Aim:
Transcribe all the entries word for word, but omit the images.

[Figure record listings]
□ □ □ □ □ □ □

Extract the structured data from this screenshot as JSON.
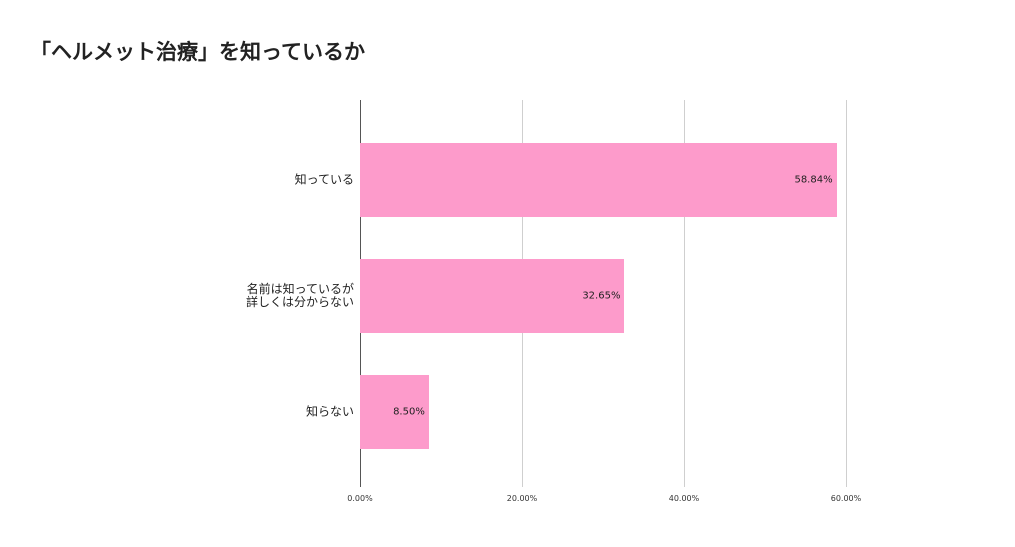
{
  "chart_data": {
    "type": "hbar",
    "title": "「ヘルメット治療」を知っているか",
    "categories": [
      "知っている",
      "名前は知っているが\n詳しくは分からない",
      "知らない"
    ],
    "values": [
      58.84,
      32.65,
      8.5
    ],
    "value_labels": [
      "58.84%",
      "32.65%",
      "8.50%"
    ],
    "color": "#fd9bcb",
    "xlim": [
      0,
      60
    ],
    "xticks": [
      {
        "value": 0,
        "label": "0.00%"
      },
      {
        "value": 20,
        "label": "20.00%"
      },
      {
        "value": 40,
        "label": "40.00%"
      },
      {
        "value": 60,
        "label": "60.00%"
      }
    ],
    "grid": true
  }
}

□ □ □ □ □ □ □

Expected output:
Extract the structured data from this screenshot as JSON.
{
  "chart_data": {
    "type": "hbar",
    "title": "「ヘルメット治療」を知っているか",
    "categories": [
      "知っている",
      "名前は知っているが\n詳しくは分からない",
      "知らない"
    ],
    "values": [
      58.84,
      32.65,
      8.5
    ],
    "value_labels": [
      "58.84%",
      "32.65%",
      "8.50%"
    ],
    "color": "#fd9bcb",
    "xlim": [
      0,
      60
    ],
    "xticks": [
      {
        "value": 0,
        "label": "0.00%"
      },
      {
        "value": 20,
        "label": "20.00%"
      },
      {
        "value": 40,
        "label": "40.00%"
      },
      {
        "value": 60,
        "label": "60.00%"
      }
    ],
    "grid": true
  }
}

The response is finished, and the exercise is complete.